_Do this:_
Copy out each line featuring the string "text" from the entries beneath.

Collected data:

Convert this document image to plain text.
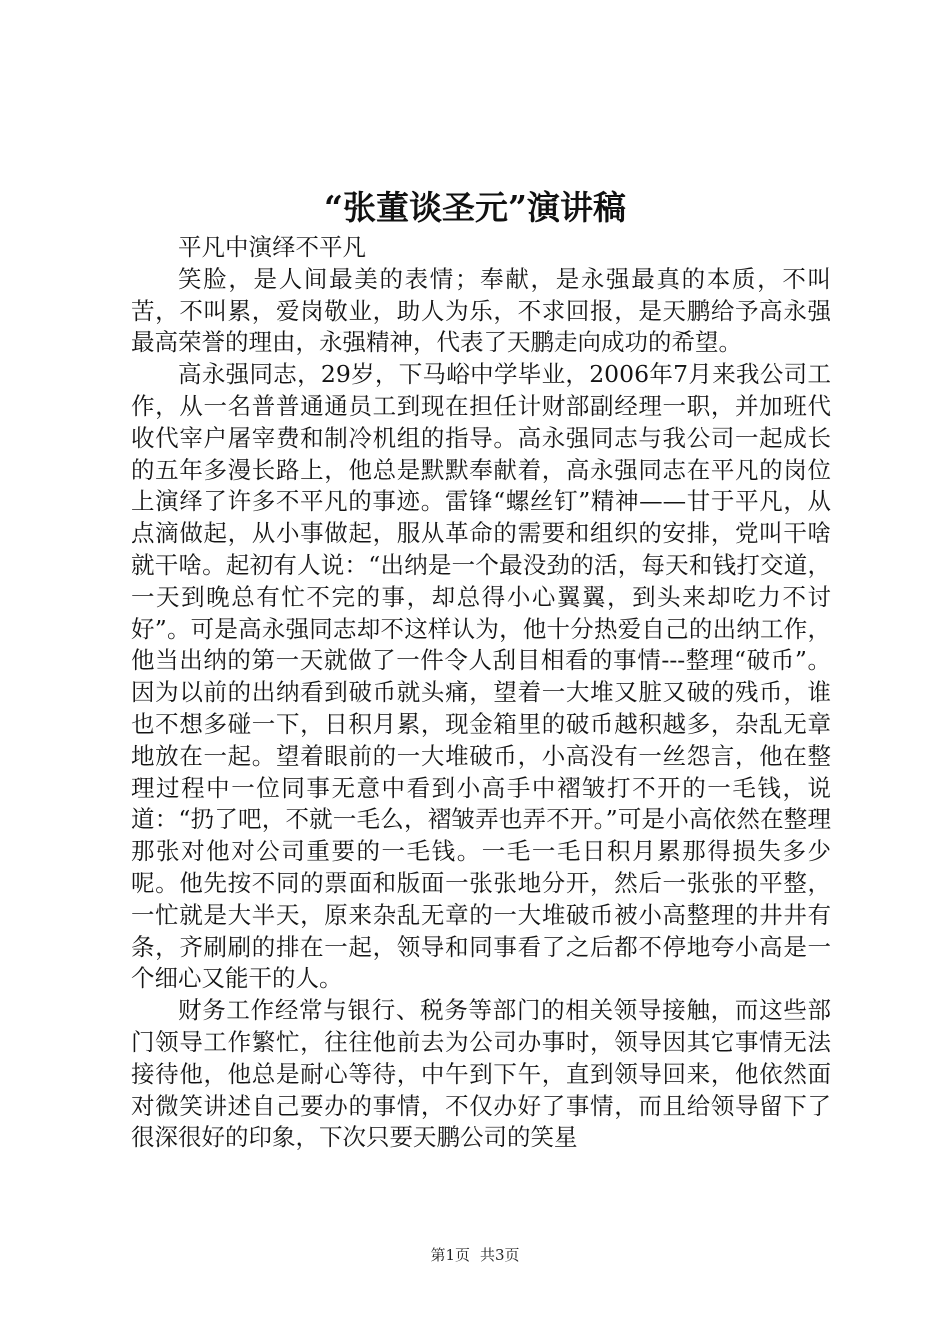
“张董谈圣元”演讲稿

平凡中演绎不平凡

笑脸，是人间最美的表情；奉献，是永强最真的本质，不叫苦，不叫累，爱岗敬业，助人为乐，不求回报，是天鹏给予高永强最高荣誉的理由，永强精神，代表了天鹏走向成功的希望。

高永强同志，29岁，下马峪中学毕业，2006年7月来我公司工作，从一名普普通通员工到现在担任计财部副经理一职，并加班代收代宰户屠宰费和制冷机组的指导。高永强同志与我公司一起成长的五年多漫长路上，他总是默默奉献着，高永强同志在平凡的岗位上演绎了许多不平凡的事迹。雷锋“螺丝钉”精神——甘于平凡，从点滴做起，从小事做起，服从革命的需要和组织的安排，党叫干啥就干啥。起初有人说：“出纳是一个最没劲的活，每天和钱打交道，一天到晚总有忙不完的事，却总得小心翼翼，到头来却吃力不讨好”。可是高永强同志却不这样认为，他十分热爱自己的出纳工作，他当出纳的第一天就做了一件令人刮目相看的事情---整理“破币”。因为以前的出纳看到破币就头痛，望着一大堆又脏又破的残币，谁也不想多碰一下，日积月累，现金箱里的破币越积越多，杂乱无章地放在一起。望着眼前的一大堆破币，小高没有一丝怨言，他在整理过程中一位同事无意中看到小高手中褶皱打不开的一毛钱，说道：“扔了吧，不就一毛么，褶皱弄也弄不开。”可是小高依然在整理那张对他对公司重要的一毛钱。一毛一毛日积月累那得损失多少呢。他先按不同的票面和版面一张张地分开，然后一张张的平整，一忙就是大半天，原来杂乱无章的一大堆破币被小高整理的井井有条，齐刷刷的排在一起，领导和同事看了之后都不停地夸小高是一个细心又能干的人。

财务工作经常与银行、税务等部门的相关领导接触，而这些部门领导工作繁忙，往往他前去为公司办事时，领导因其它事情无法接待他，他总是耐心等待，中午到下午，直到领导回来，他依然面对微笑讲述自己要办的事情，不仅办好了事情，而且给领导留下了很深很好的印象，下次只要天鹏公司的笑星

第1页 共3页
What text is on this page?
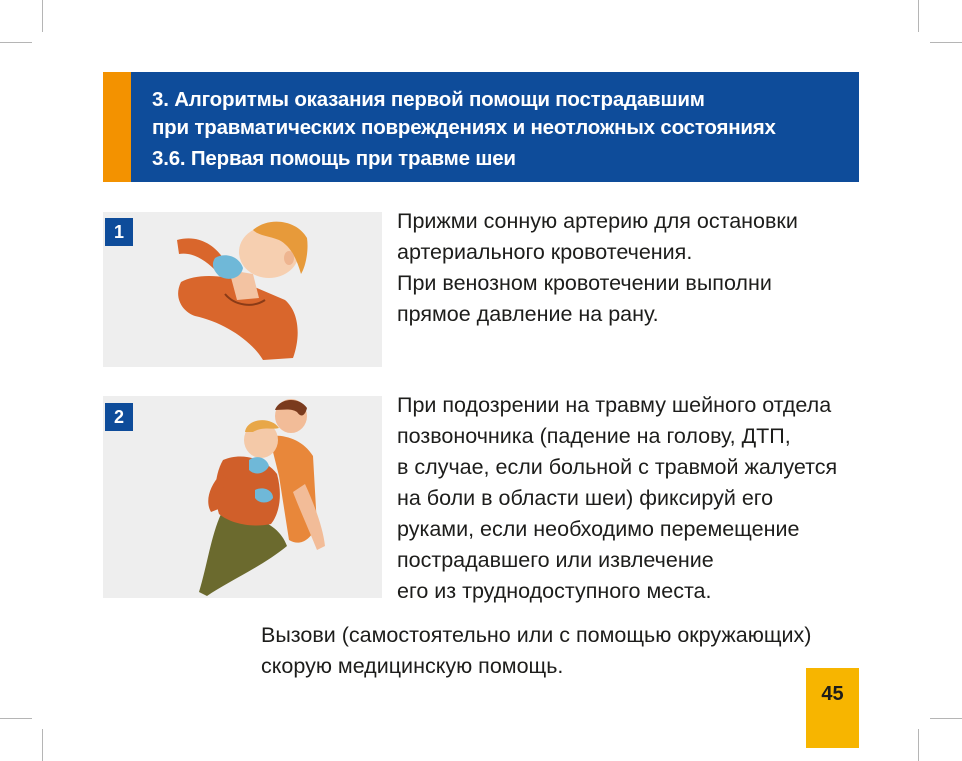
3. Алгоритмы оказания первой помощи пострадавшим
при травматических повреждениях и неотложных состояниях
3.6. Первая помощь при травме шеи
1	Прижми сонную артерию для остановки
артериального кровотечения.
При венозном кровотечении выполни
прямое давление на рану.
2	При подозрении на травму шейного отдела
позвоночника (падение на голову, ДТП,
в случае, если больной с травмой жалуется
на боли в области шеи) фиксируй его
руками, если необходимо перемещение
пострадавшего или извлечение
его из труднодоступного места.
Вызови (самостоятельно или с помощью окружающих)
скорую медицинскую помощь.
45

_Output:_
Convert this document image to plain text.
What text is on this page?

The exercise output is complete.